TASK DETAILS: Every record should be copied exactly, except that pictures are to be omitted.

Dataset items
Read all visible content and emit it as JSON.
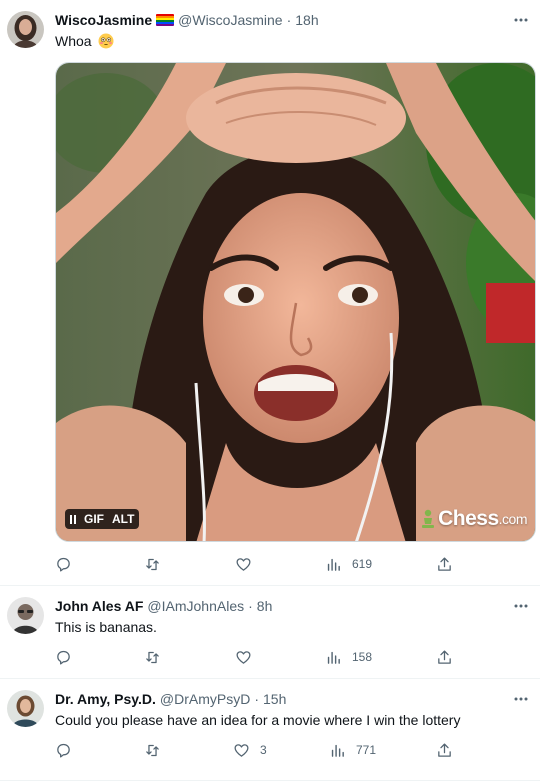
{
  "tweets": [
    {
      "name": "WiscoJasmine",
      "handle": "@WiscoJasmine",
      "time": "18h",
      "text": "Whoa",
      "emoji": "flushed-face",
      "has_flag": true,
      "media": {
        "type": "GIF",
        "controls": {
          "pause_icon": "pause-icon",
          "gif_label": "GIF",
          "alt_label": "ALT"
        },
        "watermark": {
          "main": "Chess",
          "suffix": ".com"
        }
      },
      "metrics": {
        "replies": "",
        "reposts": "",
        "likes": "",
        "views": "619"
      }
    },
    {
      "name": "John Ales AF",
      "handle": "@IAmJohnAles",
      "time": "8h",
      "text": "This is bananas.",
      "metrics": {
        "replies": "",
        "reposts": "",
        "likes": "",
        "views": "158"
      }
    },
    {
      "name": "Dr. Amy, Psy.D.",
      "handle": "@DrAmyPsyD",
      "time": "15h",
      "text": "Could you please have an idea for a movie where I win the lottery",
      "metrics": {
        "replies": "",
        "reposts": "",
        "likes": "3",
        "views": "771"
      }
    }
  ],
  "separator": "·",
  "colors": {
    "text": "#0f1419",
    "secondary": "#536471",
    "border": "#eff3f4",
    "flag": [
      "#e40303",
      "#ff8c00",
      "#ffed00",
      "#008026",
      "#004dff",
      "#750787"
    ]
  }
}
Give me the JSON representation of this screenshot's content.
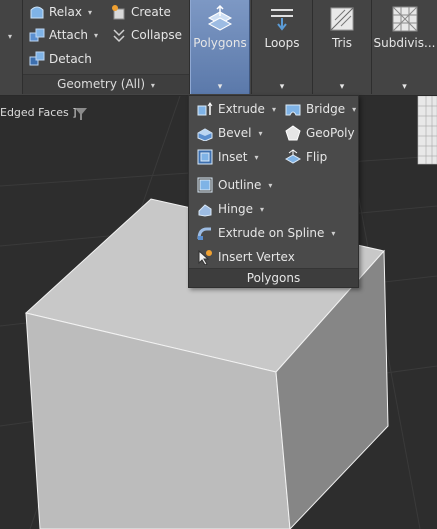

CORRECT RESPONSE:
Read all visible content and emit it as JSON.
{
  "tweets": [
    {
      "name": "WiscoJasmine",
      "handle": "@WiscoJasmine",
      "time": "18h",
      "text": "Whoa",
      "emoji": "flushed-face",
      "has_flag": true,
      "media": {
        "type": "GIF",
        "controls": {
          "pause_icon": "pause-icon",
          "gif_label": "GIF",
          "alt_label": "ALT"
        },
        "watermark": {
          "main": "Chess",
          "suffix": ".com"
        }
      },
      "metrics": {
        "replies": "",
        "reposts": "",
        "likes": "",
        "views": "619"
      }
    },
    {
      "name": "John Ales AF",
      "handle": "@IAmJohnAles",
      "time": "8h",
      "text": "This is bananas.",
      "metrics": {
        "replies": "",
        "reposts": "",
        "likes": "",
        "views": "158"
      }
    },
    {
      "name": "Dr. Amy, Psy.D.",
      "handle": "@DrAmyPsyD",
      "time": "15h",
      "text": "Could you please have an idea for a movie where I win the lottery",
      "metrics": {
        "replies": "",
        "reposts": "",
        "likes": "3",
        "views": "771"
      }
    }
  ],
  "separator": "·",
  "colors": {
    "text": "#0f1419",
    "secondary": "#536471",
    "border": "#eff3f4",
    "flag": [
      "#e40303",
      "#ff8c00",
      "#ffed00",
      "#008026",
      "#004dff",
      "#750787"
    ]
  }
}
Give me the JSON representation of this screenshot's content.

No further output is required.